DIRECTIVE: Exactly reproduce the lines that follow.

----- RECORDS

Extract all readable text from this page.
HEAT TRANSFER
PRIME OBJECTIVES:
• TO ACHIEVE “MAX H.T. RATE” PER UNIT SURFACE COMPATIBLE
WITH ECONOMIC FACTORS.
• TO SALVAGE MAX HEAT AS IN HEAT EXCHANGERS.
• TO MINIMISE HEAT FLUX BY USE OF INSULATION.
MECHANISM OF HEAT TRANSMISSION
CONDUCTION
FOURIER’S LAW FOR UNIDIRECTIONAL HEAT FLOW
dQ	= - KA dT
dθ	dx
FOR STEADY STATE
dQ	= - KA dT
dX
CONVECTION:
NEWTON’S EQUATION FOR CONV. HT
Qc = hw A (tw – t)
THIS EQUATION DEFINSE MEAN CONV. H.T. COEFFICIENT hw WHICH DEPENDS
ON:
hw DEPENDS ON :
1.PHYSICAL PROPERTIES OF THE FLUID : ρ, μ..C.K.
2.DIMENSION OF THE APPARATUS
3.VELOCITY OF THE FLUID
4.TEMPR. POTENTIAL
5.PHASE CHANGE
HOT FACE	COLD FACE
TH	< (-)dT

----------

THE ANSWER:
Extract all readable text from this page.
HEAT TRANSFER
PRIME OBJECTIVES:
• TO ACHIEVE “MAX H.T. RATE” PER UNIT SURFACE COMPATIBLE
WITH ECONOMIC FACTORS.
• TO SALVAGE MAX HEAT AS IN HEAT EXCHANGERS.
• TO MINIMISE HEAT FLUX BY USE OF INSULATION.
MECHANISM OF HEAT TRANSMISSION
CONDUCTION
FOURIER’S LAW FOR UNIDIRECTIONAL HEAT FLOW
dQ	= - KA dT
dθ	dx
FOR STEADY STATE
dQ	= - KA dT
dX
CONVECTION:
NEWTON’S EQUATION FOR CONV. HT
Qc = hw A (tw – t)
THIS EQUATION DEFINSE MEAN CONV. H.T. COEFFICIENT hw WHICH DEPENDS
ON:
hw DEPENDS ON :
1.PHYSICAL PROPERTIES OF THE FLUID : ρ, μ..C.K.
2.DIMENSION OF THE APPARATUS
3.VELOCITY OF THE FLUID
4.TEMPR. POTENTIAL
5.PHASE CHANGE
HOT FACE	COLD FACE
TH	< (-)dT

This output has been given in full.